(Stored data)
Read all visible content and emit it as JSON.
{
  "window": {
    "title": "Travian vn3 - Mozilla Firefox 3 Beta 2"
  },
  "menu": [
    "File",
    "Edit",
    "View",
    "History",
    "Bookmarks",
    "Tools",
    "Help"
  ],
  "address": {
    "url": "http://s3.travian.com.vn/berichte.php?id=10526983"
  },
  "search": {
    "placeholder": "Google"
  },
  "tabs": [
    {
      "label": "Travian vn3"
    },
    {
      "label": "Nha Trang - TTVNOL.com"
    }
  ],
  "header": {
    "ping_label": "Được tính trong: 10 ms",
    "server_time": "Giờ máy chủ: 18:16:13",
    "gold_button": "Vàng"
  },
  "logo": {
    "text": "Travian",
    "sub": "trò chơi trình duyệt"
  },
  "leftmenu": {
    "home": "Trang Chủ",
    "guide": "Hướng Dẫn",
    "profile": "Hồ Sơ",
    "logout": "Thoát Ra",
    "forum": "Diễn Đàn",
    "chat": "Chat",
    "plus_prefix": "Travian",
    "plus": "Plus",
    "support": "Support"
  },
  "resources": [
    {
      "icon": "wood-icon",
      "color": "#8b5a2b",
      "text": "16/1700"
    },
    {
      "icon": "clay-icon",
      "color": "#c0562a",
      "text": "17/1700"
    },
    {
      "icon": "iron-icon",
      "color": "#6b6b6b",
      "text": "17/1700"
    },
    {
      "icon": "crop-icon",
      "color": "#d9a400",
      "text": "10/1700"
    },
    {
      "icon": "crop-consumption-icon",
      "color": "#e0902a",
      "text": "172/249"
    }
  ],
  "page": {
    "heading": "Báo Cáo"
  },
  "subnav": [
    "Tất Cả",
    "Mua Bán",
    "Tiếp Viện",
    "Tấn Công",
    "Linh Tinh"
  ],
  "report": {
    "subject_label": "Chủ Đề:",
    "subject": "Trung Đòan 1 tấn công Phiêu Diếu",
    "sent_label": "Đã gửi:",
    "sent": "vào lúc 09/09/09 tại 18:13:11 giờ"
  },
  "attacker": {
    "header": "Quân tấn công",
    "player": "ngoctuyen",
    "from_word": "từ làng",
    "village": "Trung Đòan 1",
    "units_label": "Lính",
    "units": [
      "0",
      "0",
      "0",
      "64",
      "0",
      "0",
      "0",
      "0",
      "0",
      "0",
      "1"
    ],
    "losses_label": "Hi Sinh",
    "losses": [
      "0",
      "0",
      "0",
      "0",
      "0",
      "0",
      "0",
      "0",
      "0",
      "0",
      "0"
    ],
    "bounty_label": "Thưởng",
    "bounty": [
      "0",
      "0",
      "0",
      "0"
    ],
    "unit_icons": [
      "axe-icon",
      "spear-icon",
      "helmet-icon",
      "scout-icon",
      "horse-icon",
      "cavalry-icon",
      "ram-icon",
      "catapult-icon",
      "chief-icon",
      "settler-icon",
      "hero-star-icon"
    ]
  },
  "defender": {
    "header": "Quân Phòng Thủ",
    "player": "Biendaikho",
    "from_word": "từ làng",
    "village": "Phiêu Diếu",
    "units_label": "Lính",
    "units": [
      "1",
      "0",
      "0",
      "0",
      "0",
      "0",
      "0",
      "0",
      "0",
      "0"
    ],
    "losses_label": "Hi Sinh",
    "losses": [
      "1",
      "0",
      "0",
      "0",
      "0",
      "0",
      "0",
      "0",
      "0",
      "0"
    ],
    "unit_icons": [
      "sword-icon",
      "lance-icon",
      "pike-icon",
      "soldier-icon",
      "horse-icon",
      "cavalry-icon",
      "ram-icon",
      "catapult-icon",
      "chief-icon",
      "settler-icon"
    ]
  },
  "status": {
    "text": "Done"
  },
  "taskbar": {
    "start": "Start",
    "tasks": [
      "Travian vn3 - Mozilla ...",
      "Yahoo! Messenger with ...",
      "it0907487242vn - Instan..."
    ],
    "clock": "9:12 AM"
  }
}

§ Task:
Copy out all the entries shown above, character for character.

§ Exercise answer:
Read all visible content and emit it as JSON.
{
  "window": {
    "title": "Travian vn3 - Mozilla Firefox 3 Beta 2"
  },
  "menu": [
    "File",
    "Edit",
    "View",
    "History",
    "Bookmarks",
    "Tools",
    "Help"
  ],
  "address": {
    "url": "http://s3.travian.com.vn/berichte.php?id=10526983"
  },
  "search": {
    "placeholder": "Google"
  },
  "tabs": [
    {
      "label": "Travian vn3"
    },
    {
      "label": "Nha Trang - TTVNOL.com"
    }
  ],
  "header": {
    "ping_label": "Được tính trong: 10 ms",
    "server_time": "Giờ máy chủ: 18:16:13",
    "gold_button": "Vàng"
  },
  "logo": {
    "text": "Travian",
    "sub": "trò chơi trình duyệt"
  },
  "leftmenu": {
    "home": "Trang Chủ",
    "guide": "Hướng Dẫn",
    "profile": "Hồ Sơ",
    "logout": "Thoát Ra",
    "forum": "Diễn Đàn",
    "chat": "Chat",
    "plus_prefix": "Travian",
    "plus": "Plus",
    "support": "Support"
  },
  "resources": [
    {
      "icon": "wood-icon",
      "color": "#8b5a2b",
      "text": "16/1700"
    },
    {
      "icon": "clay-icon",
      "color": "#c0562a",
      "text": "17/1700"
    },
    {
      "icon": "iron-icon",
      "color": "#6b6b6b",
      "text": "17/1700"
    },
    {
      "icon": "crop-icon",
      "color": "#d9a400",
      "text": "10/1700"
    },
    {
      "icon": "crop-consumption-icon",
      "color": "#e0902a",
      "text": "172/249"
    }
  ],
  "page": {
    "heading": "Báo Cáo"
  },
  "subnav": [
    "Tất Cả",
    "Mua Bán",
    "Tiếp Viện",
    "Tấn Công",
    "Linh Tinh"
  ],
  "report": {
    "subject_label": "Chủ Đề:",
    "subject": "Trung Đòan 1 tấn công Phiêu Diếu",
    "sent_label": "Đã gửi:",
    "sent": "vào lúc 09/09/09 tại 18:13:11 giờ"
  },
  "attacker": {
    "header": "Quân tấn công",
    "player": "ngoctuyen",
    "from_word": "từ làng",
    "village": "Trung Đòan 1",
    "units_label": "Lính",
    "units": [
      "0",
      "0",
      "0",
      "64",
      "0",
      "0",
      "0",
      "0",
      "0",
      "0",
      "1"
    ],
    "losses_label": "Hi Sinh",
    "losses": [
      "0",
      "0",
      "0",
      "0",
      "0",
      "0",
      "0",
      "0",
      "0",
      "0",
      "0"
    ],
    "bounty_label": "Thưởng",
    "bounty": [
      "0",
      "0",
      "0",
      "0"
    ],
    "unit_icons": [
      "axe-icon",
      "spear-icon",
      "helmet-icon",
      "scout-icon",
      "horse-icon",
      "cavalry-icon",
      "ram-icon",
      "catapult-icon",
      "chief-icon",
      "settler-icon",
      "hero-star-icon"
    ]
  },
  "defender": {
    "header": "Quân Phòng Thủ",
    "player": "Biendaikho",
    "from_word": "từ làng",
    "village": "Phiêu Diếu",
    "units_label": "Lính",
    "units": [
      "1",
      "0",
      "0",
      "0",
      "0",
      "0",
      "0",
      "0",
      "0",
      "0"
    ],
    "losses_label": "Hi Sinh",
    "losses": [
      "1",
      "0",
      "0",
      "0",
      "0",
      "0",
      "0",
      "0",
      "0",
      "0"
    ],
    "unit_icons": [
      "sword-icon",
      "lance-icon",
      "pike-icon",
      "soldier-icon",
      "horse-icon",
      "cavalry-icon",
      "ram-icon",
      "catapult-icon",
      "chief-icon",
      "settler-icon"
    ]
  },
  "status": {
    "text": "Done"
  },
  "taskbar": {
    "start": "Start",
    "tasks": [
      "Travian vn3 - Mozilla ...",
      "Yahoo! Messenger with ...",
      "it0907487242vn - Instan..."
    ],
    "clock": "9:12 AM"
  }
}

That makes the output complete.